◆ YOUR TASK
Copy the part of the homelessness and anti-poverty article starting at "Raise the personal" and ending at "variety of reasons.", swapping "bureaucrats" for "officials".

◆ PASSAGE PROVIDED
What Consumers Really Should Know About Microwave & Smart Technologies Before It’s Too Late
Justin Trudeau To Erode Canadian Sovereignty With UN Migration Compact Signing
BELOW(30)(30)(30)(30)(30)(30)(30)(30)(30)(30)(30)30)(30)(30)(30)(30)(30)From: John Feldsted <>
Subject:: Liberals detail homelessness program, set to unveil anti-poverty law
Plan will set an official poverty line for Canada for the first time
The Canadian Press
CBC News
Nov 05, 2018

Cities looking for more federal cash and a more regular flow of money to tackle poverty are being told that they will be able to tap into $1.25 billion over the next nine years through the Liberal government's cornerstone homelessness strategy.

The Liberals agreed to overhaul the program after hearing complaints from cities about cumbersome reporting requirements, inadequate funding and unrealistic expectations about how quickly the money should be spent. Anti-poverty advocates have waited since the summer to find out how funding will move.

The revamped homelessness strategy, dubbed "Reaching Home," will come into force early next year, which is when cities will be able to apply for new funding.

Municipal governments administer most of Canada's housing programs but construction and rent subsidies are expensive so the cities rely on provincial and federal governments to support them. This money should help up to six large cities qualify for annual federal funding, joining 61 cities already considered "designated communities" with access to yearly contributions from the federal government.

Territories are also being promised $43 million over the nine-year period.

There will also be new spending targeting Indigenous people ­ a group over-represented in shelters compared to their percentage of the general population ­ but how much will be spent remains unclear. The Liberals say they are working with national Indigenous groups on how to allocate that new spending.

Formalizing the poverty lineDetails of the Reaching Home plan are being laid out as the Liberals prepare to introduce legislation to put into law a strategy to lift more than two million people out of poverty. The government notified MPs before the weekend that it planned to bring in the anti-poverty legislation this week.

The law will set an official poverty line for the country for the first time, create a council on poverty to advise the minister in charge of the plan, and require annual reports to Parliament on the government's progress to reduce poverty rates.

Poverty-reduction targets already appear in the Liberals' latest budget-implementation bill, styled as the first phase of a full poverty-reduction law.

The government's strategy sets reduction targets of 20 per cent from 2015 levels by 2020 and 50 per cent by 2030.

Please stop:
  • building more bureaucracies.
  • subsidizing cities.
  • pretending you can deal with poverty and homelessness.
  • building future ghettos.
Cities are created by and are the responsibility of provinces. They are not a ‘third level’ of government. They are the first level of government, closest to the people they serve and most responsible to the people they serve.

When cities have trouble meeting their obligations, they go to their provinces for help. Federal funding mucks up the responsibility chain and encourages irresponsible spending.

Raise the personal income tax exception and insist the provinces do the same. Allow the poor and working poor to keep their earnings tax free.

Stop building house and apartment complexes for the poor and homeless. Non-government agencies who are helping the homeless need provincial subsidies, not more bureaucrats. Establish rental rate averages for apartments and homes. Subsidize those who can’t afford 80% of the average rental cost for a like apartment or house. It is a lot cheaper than building housing and apartments that turn into slums that harbour criminals.

Stop stigmatizing people who are down and out. They need counselling to regain a sense of self-worth that has been trashed for a variety of reasons.

Invest in addictions counselling and treatment. Canada-wide, our efforts to treat addictions are dismally and woefully inadequate, tying up justice, police and medical services needlessly. The combination of addiction and poverty is horrendously expensive and a root cause of property crime. Desperate people turn to desperate measures.

◆ MATERIAL SHOWN
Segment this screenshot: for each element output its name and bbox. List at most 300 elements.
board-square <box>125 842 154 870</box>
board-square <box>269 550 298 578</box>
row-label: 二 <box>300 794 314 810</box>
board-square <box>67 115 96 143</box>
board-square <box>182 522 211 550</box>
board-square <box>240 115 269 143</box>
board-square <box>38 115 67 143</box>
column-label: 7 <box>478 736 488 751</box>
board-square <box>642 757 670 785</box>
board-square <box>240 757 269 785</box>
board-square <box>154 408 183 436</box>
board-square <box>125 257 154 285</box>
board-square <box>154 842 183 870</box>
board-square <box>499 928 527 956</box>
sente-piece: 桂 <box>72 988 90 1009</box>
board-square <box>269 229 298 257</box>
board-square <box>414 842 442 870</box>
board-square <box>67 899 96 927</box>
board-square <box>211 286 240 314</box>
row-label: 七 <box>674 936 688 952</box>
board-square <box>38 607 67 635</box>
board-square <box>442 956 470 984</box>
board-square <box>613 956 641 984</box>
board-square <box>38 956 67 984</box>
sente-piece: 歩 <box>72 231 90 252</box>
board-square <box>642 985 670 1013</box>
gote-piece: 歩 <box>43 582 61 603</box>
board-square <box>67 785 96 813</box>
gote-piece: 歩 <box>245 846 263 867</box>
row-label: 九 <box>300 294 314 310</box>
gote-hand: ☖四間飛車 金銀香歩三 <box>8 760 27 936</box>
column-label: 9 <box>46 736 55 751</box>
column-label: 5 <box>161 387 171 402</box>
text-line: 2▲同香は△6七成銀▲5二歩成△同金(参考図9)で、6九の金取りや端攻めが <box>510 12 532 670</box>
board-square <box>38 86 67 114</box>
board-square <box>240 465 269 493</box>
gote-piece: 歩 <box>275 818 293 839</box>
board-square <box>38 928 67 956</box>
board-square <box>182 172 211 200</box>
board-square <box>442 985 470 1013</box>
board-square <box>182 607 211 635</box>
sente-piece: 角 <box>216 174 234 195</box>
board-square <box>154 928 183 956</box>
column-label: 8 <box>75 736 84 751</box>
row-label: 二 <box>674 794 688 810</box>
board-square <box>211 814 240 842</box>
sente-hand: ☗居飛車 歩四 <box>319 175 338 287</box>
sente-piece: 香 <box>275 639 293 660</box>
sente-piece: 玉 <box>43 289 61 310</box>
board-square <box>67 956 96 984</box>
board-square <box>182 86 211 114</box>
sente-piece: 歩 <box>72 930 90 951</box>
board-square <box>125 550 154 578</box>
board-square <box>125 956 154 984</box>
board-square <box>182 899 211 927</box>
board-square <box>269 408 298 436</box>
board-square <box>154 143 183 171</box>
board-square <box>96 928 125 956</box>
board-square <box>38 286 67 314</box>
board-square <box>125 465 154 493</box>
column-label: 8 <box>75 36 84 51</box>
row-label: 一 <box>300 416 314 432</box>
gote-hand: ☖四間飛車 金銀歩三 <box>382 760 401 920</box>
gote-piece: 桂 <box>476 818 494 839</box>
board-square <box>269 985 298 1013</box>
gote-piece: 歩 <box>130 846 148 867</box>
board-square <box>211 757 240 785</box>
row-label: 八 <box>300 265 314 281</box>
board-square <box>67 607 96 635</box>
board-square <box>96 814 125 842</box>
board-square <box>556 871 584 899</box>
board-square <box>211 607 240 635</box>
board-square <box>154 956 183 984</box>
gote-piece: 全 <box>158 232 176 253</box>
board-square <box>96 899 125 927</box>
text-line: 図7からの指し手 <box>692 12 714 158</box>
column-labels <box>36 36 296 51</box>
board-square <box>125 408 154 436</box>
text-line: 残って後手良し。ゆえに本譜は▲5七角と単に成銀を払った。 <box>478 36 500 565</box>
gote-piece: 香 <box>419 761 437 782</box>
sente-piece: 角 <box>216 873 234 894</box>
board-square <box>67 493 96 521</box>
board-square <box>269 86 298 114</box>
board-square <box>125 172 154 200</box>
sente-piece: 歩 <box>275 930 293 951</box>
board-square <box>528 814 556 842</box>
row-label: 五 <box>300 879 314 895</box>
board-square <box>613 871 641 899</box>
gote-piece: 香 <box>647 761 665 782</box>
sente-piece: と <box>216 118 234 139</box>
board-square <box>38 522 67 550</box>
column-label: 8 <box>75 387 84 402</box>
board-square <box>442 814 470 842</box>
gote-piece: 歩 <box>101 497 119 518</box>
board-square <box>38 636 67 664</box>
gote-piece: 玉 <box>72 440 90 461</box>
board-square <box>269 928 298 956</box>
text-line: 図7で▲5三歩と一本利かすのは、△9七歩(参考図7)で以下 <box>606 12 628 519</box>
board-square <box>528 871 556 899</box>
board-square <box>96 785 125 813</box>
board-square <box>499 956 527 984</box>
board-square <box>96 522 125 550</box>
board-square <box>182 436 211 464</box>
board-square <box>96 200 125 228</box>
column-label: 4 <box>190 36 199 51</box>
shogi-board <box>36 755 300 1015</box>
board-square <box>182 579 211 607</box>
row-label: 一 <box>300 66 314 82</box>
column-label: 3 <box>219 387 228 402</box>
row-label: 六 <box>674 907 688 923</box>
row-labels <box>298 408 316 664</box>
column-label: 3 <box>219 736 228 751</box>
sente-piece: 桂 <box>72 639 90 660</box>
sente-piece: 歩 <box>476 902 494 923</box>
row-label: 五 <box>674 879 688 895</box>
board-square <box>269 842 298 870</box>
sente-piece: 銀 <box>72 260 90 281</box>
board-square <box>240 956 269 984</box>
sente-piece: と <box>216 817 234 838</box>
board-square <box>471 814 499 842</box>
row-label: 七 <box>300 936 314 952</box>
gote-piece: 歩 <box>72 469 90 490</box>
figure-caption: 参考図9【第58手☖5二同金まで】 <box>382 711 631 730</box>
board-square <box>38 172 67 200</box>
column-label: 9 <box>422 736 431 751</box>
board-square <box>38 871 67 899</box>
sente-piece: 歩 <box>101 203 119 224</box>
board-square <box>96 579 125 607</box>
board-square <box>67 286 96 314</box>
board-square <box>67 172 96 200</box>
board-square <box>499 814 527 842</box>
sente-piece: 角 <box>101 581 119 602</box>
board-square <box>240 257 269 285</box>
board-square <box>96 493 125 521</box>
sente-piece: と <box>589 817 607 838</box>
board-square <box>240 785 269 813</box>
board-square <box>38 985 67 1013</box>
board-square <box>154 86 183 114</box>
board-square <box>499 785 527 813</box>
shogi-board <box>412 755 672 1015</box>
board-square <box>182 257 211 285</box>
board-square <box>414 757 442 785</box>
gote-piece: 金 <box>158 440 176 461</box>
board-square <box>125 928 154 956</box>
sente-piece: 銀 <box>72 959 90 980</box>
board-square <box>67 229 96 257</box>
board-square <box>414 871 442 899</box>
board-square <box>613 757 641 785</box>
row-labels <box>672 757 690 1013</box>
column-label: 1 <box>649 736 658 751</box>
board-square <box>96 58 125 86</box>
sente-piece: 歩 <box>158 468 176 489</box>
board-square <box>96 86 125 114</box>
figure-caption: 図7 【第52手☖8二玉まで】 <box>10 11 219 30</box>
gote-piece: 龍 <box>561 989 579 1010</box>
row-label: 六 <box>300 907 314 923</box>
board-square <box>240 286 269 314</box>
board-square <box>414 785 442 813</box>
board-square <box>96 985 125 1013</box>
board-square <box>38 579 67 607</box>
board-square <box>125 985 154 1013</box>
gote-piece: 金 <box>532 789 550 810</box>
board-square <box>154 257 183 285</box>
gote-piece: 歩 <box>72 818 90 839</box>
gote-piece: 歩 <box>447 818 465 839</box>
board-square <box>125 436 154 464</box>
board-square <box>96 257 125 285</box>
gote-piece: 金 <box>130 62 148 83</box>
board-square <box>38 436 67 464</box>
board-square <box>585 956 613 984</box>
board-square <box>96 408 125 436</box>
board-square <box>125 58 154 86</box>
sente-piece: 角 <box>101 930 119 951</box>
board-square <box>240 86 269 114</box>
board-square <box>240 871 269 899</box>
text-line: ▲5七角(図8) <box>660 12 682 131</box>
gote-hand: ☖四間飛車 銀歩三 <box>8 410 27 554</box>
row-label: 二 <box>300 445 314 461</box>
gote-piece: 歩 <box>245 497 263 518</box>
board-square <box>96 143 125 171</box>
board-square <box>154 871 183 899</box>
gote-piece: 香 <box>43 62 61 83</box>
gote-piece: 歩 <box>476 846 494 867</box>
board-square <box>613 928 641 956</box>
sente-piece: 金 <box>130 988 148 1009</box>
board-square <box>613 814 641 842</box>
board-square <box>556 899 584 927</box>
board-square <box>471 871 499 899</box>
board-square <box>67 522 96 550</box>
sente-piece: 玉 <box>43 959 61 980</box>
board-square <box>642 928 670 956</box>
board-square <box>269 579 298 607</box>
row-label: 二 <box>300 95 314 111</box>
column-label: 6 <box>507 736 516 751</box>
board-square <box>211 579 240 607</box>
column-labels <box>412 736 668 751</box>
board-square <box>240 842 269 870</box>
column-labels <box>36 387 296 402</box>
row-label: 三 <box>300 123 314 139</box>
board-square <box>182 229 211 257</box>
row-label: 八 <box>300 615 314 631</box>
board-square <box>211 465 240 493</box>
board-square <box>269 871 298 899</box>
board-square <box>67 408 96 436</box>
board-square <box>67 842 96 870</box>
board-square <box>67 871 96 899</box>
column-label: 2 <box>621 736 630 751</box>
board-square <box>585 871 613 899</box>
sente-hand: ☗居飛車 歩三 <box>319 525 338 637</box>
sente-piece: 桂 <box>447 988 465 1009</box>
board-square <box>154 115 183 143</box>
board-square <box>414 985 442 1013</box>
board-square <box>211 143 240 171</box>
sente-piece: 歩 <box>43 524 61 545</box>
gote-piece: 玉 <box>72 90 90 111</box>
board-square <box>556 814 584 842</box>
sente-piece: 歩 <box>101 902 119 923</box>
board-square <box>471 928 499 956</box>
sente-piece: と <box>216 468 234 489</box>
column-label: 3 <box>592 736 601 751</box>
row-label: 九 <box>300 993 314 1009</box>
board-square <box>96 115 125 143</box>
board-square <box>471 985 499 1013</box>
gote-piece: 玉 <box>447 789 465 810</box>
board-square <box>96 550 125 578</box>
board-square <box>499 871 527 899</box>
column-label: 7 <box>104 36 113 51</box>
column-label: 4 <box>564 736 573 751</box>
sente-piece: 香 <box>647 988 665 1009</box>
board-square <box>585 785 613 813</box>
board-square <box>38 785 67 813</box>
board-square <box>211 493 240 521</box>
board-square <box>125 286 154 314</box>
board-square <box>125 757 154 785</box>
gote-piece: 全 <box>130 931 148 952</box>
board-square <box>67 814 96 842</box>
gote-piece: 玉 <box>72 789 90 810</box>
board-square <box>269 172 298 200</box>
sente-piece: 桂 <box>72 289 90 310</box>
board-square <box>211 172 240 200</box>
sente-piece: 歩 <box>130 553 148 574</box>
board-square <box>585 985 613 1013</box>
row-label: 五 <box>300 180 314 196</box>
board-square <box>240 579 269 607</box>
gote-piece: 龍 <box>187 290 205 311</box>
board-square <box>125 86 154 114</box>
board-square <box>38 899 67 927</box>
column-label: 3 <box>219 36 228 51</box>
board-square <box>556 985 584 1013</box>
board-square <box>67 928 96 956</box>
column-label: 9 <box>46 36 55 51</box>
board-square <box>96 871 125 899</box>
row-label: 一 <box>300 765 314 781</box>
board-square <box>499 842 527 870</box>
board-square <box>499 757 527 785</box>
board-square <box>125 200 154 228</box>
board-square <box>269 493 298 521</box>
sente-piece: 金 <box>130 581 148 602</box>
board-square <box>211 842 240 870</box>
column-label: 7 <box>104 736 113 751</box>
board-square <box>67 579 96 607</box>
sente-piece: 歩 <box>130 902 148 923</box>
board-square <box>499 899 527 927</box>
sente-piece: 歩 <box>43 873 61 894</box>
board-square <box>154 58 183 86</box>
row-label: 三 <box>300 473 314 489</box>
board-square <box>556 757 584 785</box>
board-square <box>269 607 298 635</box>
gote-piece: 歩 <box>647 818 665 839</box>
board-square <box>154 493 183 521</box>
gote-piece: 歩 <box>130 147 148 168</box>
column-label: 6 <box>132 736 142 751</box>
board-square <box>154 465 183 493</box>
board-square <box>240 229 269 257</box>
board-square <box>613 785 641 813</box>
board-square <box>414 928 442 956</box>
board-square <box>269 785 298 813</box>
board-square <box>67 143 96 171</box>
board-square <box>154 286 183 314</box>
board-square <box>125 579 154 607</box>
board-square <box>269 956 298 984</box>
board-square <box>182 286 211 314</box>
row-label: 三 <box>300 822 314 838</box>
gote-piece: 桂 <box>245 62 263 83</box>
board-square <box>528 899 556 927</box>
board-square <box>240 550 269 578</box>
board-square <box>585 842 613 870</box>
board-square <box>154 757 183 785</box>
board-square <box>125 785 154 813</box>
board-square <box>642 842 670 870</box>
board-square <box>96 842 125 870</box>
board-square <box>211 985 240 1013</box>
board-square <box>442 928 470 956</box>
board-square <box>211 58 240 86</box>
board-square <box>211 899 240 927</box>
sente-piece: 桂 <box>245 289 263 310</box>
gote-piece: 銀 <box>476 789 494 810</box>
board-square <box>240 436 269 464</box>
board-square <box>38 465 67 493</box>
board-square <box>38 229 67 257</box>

◆ PROBLEM SOLUTION
Raise the personal income tax exception and insist the provinces do the same. Allow the poor and working poor to keep their earnings tax free.

Stop building house and apartment complexes for the poor and homeless. Non-government agencies who are helping the homeless need provincial subsidies, not more officials. Establish rental rate averages for apartments and homes. Subsidize those who can’t afford 80% of the average rental cost for a like apartment or house. It is a lot cheaper than building housing and apartments that turn into slums that harbour criminals.

Stop stigmatizing people who are down and out. They need counselling to regain a sense of self-worth that has been trashed for a variety of reasons.